TASK TO COMPLETE: Say how many lines hold the string "mehr", and nothing more.

MATERIALS PROVIDED:
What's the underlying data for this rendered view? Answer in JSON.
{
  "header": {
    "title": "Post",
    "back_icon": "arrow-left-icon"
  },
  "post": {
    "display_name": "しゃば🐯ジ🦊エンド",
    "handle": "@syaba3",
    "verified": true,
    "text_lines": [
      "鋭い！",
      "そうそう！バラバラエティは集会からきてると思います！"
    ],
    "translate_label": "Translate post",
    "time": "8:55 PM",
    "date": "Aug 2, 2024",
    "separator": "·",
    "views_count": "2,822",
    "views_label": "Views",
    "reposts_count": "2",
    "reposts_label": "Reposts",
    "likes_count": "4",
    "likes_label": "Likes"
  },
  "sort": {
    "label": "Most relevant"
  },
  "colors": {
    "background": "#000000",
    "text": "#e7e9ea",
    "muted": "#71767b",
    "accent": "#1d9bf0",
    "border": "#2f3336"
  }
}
* * *
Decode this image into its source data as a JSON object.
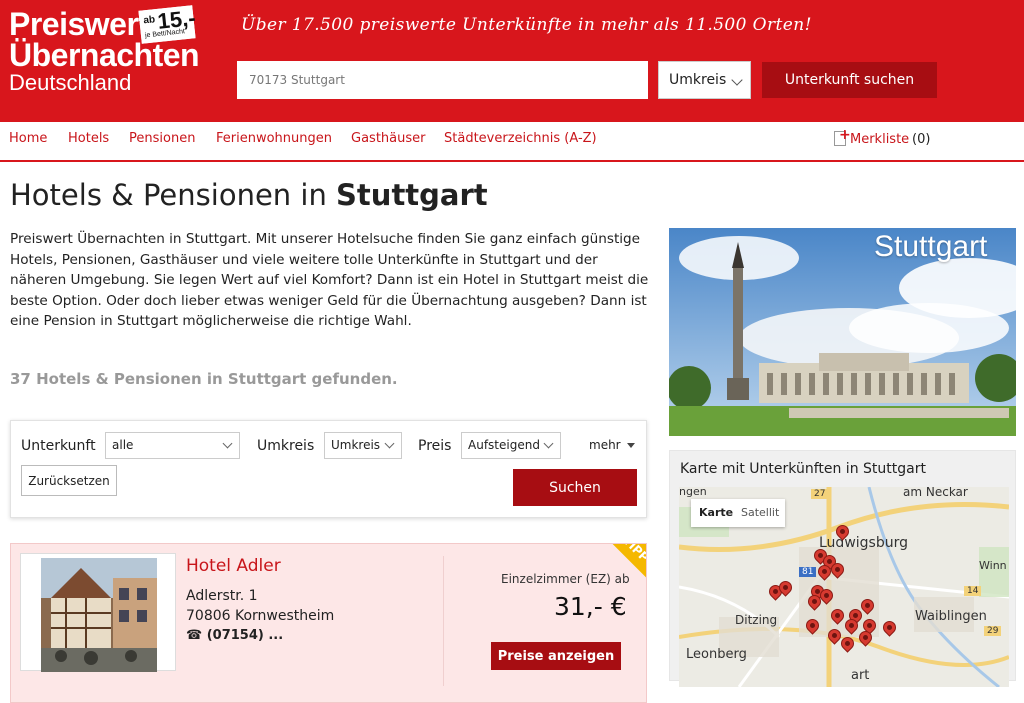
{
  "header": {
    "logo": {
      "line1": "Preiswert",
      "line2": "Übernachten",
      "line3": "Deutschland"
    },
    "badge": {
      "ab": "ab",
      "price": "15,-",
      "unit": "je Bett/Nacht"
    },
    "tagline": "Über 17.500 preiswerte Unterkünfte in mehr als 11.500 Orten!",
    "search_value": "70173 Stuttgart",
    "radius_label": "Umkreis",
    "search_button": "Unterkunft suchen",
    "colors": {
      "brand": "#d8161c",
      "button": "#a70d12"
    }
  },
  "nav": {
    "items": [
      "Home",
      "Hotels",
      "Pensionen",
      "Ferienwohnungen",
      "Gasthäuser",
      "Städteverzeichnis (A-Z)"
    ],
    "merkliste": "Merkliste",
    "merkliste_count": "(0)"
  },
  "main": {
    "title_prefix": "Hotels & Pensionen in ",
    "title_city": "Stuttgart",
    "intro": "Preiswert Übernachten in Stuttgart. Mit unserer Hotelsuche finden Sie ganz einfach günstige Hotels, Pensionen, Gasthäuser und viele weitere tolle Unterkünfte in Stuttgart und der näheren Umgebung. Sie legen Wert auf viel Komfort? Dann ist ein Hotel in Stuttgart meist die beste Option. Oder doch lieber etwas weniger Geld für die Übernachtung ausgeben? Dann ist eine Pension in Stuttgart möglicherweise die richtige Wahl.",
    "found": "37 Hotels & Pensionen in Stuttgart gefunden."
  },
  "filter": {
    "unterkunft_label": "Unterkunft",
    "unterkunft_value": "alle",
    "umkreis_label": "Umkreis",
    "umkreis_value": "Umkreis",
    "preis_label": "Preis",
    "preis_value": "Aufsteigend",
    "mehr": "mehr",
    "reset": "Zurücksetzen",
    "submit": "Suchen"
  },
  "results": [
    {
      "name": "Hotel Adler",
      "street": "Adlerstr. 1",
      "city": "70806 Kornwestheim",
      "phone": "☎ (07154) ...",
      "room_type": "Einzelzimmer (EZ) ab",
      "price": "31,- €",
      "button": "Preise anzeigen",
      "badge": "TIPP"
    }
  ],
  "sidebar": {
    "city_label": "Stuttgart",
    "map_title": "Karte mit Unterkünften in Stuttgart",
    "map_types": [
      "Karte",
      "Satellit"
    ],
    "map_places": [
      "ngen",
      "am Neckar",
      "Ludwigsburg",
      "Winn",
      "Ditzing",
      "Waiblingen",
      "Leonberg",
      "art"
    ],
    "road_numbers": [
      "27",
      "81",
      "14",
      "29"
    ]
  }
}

TASK SOLUTION: 2